Find the string "this" in the entries and copy each line that has it.

Rows from a figure dataset:

-.-.-

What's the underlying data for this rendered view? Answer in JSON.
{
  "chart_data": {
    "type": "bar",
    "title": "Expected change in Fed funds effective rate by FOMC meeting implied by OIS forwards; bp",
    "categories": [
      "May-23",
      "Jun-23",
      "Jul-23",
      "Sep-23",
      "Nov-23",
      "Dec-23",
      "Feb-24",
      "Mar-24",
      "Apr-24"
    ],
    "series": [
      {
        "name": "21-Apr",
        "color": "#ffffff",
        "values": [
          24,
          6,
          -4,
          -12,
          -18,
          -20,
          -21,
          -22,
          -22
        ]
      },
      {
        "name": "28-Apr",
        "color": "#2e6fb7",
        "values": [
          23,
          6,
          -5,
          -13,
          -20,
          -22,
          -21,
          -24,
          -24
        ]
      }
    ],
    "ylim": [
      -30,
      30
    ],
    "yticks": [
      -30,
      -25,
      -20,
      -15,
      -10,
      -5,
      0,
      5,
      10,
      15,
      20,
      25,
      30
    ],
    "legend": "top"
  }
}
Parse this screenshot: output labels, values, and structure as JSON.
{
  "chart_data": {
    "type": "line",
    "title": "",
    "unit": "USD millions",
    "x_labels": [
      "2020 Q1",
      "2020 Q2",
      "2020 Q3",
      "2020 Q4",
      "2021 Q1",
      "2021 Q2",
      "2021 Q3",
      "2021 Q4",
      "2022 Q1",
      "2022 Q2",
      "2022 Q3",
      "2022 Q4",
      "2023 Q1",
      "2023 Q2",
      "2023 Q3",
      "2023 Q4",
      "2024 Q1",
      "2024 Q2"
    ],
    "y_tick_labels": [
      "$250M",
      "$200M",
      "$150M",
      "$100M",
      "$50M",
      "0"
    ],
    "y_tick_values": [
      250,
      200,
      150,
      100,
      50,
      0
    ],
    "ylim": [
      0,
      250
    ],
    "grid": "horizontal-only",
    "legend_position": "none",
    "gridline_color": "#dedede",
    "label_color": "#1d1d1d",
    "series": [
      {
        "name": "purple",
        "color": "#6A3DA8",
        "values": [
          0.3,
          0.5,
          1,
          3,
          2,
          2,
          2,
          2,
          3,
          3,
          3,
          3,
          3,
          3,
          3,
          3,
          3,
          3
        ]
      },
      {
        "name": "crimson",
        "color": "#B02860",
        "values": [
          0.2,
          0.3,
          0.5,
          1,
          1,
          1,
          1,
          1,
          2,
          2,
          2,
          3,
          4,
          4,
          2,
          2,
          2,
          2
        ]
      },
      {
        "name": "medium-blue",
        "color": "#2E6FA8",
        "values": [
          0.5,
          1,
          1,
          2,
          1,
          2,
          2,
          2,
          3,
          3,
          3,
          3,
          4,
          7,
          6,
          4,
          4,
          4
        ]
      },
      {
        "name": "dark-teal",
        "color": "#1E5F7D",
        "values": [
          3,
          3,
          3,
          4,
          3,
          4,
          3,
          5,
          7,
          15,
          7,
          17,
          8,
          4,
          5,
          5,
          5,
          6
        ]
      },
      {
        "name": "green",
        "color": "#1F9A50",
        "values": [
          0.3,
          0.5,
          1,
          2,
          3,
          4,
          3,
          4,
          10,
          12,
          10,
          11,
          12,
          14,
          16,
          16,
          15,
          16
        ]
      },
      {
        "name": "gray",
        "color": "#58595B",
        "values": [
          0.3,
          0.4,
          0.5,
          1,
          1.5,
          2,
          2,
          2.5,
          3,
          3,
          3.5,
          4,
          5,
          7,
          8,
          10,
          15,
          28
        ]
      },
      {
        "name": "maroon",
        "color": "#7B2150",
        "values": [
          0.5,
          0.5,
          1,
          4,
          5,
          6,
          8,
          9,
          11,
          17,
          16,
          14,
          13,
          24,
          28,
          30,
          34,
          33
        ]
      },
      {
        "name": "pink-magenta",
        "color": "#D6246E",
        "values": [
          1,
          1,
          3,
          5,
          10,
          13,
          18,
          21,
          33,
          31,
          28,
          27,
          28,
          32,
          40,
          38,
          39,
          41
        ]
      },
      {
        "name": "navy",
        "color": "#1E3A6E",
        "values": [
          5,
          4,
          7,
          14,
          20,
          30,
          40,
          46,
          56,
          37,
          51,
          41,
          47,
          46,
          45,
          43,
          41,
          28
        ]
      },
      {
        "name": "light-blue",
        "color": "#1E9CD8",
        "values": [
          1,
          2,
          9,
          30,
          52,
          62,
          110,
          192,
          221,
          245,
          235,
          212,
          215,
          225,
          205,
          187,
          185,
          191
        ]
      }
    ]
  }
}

-.-.-

Reply to the task:
What's the underlying data for this rendered view? Answer in JSON.
Parse this screenshot: output labels, values, and structure as JSON.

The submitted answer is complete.